> **Your objective**
Read the material below and tally how many lines hold the word "screenshot", giving the number and nothing else.

■ ■ ■ ■

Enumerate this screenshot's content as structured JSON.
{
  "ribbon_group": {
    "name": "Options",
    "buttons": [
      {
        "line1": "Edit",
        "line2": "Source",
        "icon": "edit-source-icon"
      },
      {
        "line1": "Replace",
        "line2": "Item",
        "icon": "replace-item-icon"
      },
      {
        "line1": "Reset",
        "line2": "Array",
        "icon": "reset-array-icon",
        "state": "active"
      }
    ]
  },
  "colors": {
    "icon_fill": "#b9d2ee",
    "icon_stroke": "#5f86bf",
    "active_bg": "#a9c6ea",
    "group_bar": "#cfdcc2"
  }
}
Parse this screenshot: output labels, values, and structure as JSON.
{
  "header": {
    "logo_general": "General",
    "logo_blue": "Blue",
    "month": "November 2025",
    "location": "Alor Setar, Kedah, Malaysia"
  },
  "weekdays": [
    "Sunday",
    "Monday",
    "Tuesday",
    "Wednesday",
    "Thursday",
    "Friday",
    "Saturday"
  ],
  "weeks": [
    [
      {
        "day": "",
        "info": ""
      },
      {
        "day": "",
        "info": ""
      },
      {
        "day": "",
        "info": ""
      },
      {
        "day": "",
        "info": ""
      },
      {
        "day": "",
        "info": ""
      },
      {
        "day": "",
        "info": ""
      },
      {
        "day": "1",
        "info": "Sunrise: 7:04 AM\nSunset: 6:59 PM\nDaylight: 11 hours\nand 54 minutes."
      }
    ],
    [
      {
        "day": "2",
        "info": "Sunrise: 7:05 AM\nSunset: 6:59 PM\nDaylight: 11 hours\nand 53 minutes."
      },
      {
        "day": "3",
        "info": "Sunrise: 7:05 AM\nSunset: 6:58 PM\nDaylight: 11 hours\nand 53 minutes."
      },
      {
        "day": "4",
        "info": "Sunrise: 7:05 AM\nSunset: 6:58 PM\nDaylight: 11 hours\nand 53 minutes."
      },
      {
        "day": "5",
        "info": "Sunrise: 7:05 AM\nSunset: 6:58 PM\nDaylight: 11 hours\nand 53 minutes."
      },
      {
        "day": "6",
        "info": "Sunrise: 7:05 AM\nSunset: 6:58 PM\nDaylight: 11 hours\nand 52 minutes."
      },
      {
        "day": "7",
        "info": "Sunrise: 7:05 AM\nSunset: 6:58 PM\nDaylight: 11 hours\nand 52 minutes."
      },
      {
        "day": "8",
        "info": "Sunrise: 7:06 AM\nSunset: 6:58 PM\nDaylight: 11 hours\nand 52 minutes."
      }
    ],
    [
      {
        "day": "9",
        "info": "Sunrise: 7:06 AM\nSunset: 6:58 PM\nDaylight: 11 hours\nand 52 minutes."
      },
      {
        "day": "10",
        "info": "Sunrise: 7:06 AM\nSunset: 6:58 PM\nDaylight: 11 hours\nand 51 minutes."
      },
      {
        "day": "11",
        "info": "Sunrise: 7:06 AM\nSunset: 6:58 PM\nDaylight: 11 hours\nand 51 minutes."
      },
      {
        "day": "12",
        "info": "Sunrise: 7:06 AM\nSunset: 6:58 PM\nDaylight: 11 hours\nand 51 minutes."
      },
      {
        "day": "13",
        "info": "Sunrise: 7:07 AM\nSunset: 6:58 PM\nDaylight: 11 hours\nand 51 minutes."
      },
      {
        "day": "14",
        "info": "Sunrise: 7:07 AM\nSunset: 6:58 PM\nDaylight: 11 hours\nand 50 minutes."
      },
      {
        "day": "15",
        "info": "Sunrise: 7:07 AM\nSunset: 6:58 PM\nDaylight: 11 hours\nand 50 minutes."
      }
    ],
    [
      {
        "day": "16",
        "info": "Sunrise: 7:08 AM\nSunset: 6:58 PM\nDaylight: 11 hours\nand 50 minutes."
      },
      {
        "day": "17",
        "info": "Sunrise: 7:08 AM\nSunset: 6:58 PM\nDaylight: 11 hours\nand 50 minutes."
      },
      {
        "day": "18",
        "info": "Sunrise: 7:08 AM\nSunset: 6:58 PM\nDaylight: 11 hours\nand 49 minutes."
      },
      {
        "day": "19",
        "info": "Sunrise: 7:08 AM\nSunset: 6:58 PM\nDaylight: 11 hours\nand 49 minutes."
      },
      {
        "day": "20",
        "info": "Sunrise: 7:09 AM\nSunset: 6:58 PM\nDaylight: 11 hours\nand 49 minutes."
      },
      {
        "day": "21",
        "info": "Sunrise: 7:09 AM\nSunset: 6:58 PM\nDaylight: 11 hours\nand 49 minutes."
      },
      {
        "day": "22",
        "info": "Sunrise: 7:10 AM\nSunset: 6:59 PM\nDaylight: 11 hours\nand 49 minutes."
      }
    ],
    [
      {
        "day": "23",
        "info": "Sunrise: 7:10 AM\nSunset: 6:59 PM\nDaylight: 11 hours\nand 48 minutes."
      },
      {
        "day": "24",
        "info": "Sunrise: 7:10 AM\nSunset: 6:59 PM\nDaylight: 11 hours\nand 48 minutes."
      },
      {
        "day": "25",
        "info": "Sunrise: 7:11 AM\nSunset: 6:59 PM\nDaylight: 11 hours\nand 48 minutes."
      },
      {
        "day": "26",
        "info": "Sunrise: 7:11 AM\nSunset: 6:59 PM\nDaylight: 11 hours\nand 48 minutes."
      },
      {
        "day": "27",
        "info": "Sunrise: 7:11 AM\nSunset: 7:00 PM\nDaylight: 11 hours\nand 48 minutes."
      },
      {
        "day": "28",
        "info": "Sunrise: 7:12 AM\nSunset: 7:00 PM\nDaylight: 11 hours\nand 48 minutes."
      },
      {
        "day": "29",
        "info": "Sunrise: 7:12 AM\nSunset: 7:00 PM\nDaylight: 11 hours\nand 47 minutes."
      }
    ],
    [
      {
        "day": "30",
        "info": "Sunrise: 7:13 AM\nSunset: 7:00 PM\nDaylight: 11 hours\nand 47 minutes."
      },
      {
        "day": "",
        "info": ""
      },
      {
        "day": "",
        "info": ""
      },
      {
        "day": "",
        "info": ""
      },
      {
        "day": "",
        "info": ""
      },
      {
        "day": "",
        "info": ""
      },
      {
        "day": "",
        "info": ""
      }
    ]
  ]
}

■ ■ ■ ■

> **Solution**
2